▸ SUPPLIED MATERIAL:
---
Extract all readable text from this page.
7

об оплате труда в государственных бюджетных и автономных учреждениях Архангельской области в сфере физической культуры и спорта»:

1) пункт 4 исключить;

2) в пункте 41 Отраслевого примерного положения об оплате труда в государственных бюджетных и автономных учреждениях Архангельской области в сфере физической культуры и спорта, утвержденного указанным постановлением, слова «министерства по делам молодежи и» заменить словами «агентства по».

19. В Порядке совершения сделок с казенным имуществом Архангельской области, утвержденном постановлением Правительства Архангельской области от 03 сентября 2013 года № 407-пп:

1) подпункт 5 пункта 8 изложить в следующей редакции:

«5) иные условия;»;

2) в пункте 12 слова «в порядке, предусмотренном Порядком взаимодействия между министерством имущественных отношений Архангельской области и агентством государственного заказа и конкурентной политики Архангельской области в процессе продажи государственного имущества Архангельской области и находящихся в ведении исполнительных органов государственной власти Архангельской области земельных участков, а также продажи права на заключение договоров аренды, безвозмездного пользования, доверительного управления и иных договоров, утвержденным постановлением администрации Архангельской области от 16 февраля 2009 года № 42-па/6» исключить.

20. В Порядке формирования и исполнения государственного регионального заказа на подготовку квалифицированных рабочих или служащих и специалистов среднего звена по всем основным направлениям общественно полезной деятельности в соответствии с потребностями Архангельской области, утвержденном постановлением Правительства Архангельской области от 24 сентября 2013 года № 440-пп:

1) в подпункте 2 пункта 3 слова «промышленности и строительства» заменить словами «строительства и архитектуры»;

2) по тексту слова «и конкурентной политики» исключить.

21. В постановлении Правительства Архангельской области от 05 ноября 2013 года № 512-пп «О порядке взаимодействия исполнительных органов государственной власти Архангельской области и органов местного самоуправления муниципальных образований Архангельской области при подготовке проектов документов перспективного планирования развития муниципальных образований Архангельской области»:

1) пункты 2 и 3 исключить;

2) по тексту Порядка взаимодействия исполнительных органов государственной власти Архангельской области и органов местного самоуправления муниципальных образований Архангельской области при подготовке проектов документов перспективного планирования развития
---
▸ EXERCISE OBJECTIVE:
For the data above, state how many lines contain "государственных"; the number is the whole answer.

▸ RESPONSE BELOW:
2